## 已存数据条目
══════

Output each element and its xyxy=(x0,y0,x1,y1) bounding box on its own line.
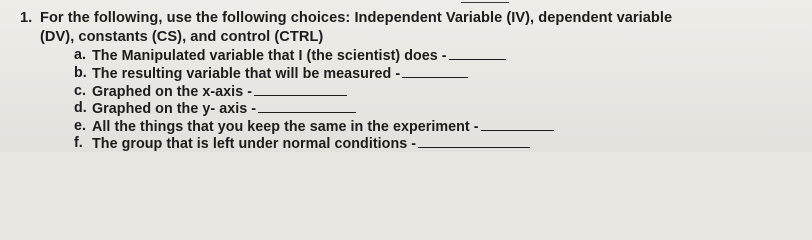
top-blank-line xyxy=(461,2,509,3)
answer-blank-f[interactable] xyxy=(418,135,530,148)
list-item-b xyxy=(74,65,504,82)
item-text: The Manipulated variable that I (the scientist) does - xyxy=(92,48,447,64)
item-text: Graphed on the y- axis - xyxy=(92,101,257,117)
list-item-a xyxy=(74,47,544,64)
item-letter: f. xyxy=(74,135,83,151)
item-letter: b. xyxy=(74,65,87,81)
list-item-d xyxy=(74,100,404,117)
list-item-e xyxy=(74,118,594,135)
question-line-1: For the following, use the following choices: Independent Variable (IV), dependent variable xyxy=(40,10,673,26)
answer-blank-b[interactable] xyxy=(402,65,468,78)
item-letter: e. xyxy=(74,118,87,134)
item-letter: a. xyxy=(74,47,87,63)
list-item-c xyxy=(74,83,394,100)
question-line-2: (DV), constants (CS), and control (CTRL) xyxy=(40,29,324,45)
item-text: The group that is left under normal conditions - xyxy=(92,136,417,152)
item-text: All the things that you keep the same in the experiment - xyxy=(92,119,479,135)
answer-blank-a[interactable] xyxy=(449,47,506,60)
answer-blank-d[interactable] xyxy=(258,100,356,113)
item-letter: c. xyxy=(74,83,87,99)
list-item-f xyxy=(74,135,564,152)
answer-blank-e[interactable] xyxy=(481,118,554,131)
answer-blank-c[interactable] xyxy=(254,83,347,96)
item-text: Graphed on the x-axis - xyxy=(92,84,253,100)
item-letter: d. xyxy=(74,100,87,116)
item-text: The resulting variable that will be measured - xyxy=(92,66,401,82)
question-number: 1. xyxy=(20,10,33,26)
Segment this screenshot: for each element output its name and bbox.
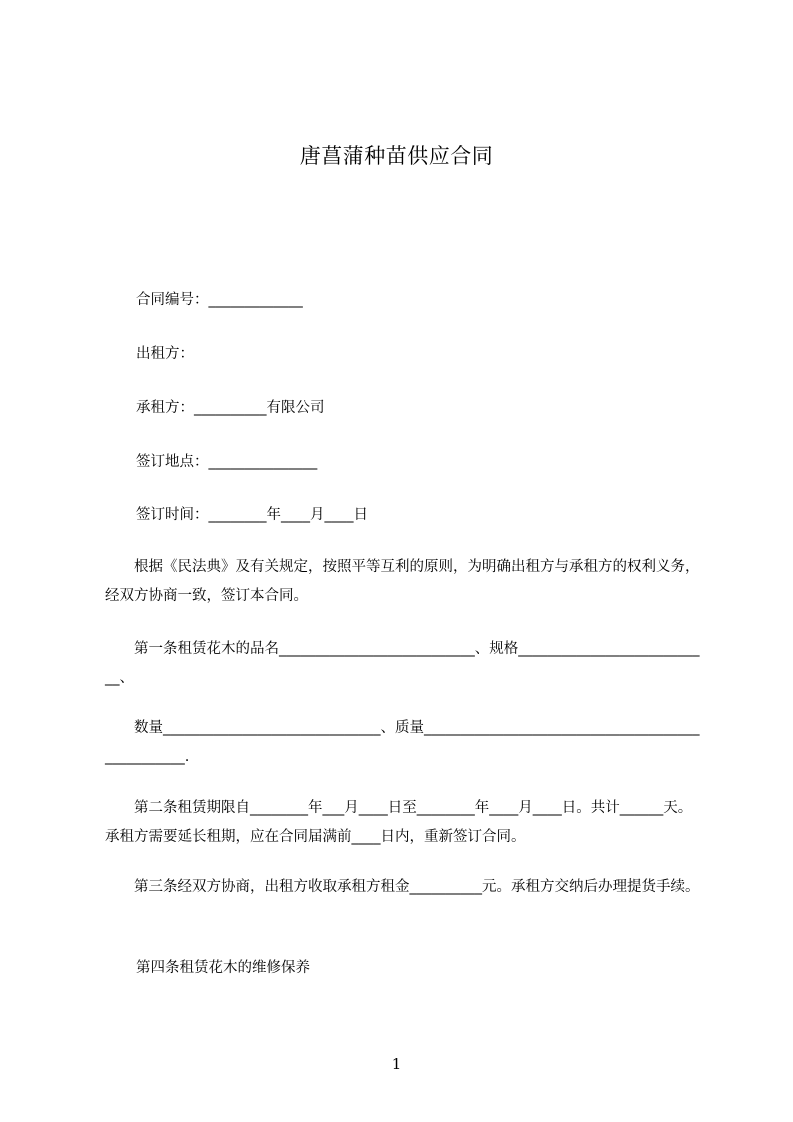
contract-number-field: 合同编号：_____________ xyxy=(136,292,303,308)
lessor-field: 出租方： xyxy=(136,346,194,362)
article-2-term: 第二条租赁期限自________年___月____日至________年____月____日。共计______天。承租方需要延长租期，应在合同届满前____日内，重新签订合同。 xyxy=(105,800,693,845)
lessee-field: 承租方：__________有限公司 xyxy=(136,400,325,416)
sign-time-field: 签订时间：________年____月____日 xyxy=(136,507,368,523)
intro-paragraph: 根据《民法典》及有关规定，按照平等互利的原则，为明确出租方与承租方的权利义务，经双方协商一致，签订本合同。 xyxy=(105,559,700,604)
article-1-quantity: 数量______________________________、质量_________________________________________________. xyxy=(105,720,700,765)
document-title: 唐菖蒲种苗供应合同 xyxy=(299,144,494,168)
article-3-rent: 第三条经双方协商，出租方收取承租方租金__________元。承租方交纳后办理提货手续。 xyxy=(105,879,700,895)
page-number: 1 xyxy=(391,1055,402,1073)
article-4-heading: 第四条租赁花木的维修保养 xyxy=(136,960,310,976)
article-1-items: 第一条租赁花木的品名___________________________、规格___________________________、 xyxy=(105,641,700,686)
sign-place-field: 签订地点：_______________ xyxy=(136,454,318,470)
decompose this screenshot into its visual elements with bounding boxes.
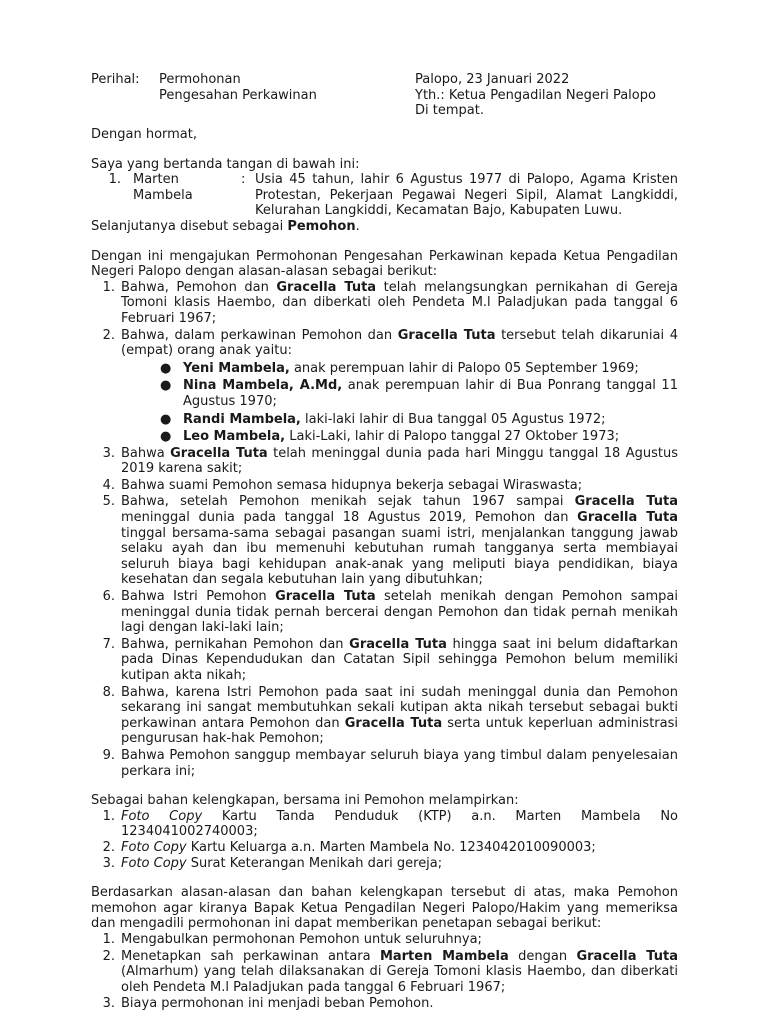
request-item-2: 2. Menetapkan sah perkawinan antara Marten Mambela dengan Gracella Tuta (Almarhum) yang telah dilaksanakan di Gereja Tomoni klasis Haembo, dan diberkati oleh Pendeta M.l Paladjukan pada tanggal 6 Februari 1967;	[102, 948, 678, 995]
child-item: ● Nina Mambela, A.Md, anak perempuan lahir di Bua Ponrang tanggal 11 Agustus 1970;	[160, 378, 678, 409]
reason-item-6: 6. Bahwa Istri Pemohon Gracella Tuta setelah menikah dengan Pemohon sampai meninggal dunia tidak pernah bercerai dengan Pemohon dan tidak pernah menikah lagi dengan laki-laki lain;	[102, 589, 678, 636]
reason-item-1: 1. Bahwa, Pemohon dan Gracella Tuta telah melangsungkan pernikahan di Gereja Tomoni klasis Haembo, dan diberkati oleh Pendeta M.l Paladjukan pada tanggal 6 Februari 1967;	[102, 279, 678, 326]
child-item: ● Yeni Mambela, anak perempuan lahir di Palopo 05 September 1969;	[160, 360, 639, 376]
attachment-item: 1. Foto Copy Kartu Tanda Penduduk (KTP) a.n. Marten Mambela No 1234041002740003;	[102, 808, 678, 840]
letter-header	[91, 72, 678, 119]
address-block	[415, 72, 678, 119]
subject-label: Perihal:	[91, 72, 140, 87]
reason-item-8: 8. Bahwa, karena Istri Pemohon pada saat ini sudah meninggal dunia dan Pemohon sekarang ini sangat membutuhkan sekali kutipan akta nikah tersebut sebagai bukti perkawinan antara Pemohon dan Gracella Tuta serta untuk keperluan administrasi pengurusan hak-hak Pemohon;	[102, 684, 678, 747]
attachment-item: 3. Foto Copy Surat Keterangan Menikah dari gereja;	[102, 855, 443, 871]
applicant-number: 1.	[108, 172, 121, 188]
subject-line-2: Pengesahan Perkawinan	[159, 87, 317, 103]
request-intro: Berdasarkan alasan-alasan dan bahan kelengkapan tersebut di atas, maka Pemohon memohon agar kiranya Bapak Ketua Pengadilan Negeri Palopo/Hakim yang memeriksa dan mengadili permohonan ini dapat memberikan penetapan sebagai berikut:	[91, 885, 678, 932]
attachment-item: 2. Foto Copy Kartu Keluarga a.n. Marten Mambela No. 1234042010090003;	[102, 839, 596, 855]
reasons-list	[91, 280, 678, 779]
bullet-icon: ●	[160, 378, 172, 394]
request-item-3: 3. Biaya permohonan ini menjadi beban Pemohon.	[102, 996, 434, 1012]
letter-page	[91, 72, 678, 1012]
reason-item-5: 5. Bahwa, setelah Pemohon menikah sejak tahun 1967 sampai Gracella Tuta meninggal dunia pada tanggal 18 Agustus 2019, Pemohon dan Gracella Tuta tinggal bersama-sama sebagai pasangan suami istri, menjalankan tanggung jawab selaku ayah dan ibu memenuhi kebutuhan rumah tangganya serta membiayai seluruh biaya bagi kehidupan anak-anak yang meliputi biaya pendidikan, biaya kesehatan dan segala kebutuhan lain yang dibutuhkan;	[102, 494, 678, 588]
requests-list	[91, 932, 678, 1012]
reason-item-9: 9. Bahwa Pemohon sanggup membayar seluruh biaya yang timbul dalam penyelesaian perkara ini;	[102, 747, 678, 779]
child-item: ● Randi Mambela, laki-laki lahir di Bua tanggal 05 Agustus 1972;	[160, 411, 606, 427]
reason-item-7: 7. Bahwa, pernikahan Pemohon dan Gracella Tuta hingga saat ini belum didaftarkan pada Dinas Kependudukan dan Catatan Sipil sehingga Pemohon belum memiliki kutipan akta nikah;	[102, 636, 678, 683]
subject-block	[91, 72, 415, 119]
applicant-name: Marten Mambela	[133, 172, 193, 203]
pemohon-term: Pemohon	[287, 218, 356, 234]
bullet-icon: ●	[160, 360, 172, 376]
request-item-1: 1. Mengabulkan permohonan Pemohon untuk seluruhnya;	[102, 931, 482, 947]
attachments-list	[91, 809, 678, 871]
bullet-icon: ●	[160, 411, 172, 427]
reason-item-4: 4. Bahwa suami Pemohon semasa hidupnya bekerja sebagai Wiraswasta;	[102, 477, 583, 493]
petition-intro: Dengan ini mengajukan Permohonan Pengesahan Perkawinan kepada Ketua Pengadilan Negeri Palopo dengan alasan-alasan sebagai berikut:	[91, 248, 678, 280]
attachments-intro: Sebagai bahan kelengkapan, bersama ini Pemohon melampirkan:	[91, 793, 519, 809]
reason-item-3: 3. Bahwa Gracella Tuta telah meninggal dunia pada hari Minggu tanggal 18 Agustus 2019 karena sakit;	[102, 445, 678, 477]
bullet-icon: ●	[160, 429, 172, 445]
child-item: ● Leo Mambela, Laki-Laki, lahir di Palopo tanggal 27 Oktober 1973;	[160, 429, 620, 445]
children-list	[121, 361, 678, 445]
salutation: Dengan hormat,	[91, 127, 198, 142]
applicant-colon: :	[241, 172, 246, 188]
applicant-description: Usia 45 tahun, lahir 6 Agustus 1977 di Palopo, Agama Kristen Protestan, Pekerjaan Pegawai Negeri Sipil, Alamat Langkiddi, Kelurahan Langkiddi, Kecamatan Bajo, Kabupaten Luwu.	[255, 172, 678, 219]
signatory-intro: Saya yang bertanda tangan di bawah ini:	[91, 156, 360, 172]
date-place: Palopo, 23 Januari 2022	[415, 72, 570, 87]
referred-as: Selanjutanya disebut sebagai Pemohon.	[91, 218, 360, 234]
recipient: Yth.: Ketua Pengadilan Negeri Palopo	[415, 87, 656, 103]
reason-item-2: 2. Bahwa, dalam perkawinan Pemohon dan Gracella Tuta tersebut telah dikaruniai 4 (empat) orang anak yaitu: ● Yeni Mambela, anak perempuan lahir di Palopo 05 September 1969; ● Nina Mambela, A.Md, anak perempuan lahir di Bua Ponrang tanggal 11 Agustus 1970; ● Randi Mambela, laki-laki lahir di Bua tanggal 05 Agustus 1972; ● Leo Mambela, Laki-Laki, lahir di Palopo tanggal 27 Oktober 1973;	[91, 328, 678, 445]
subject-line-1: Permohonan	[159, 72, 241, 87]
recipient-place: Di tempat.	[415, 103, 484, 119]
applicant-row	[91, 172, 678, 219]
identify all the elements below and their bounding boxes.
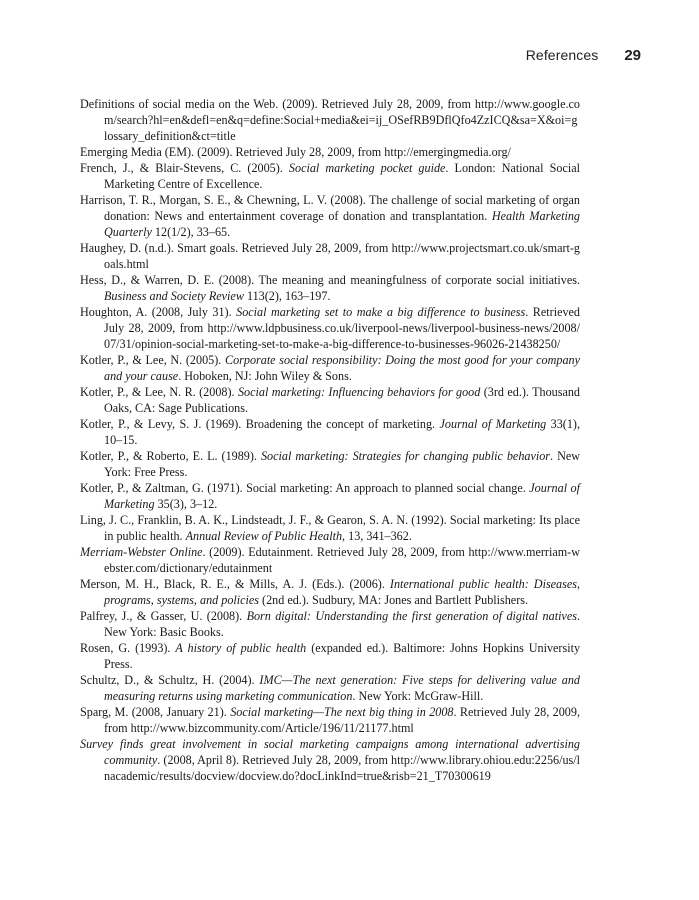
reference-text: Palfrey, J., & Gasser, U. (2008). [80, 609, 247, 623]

══════

## 任务目标
能否把上面数据中从含有"request-item-2: 2. Menetapkan"的那一行开始、到含有"reason-item-6: 6. Bahwa"的那一行结束的各行逐字照抄出来？首尾两行都包括在内。

## 练习结果
request-item-2: 2. Menetapkan sah perkawinan antara Marten Mambela dengan Gracella Tuta (Almarhum) yang telah dilaksanakan di Gereja Tomoni klasis Haembo, dan diberkati oleh Pendeta M.l Paladjukan pada tanggal 6 Februari 1967;	[102, 948, 678, 995]
child-item: ● Nina Mambela, A.Md, anak perempuan lahir di Bua Ponrang tanggal 11 Agustus 1970;	[160, 378, 678, 409]
reason-item-6: 6. Bahwa Istri Pemohon Gracella Tuta setelah menikah dengan Pemohon sampai meninggal dunia tidak pernah bercerai dengan Pemohon dan tidak pernah menikah lagi dengan laki-laki lain;	[102, 589, 678, 636]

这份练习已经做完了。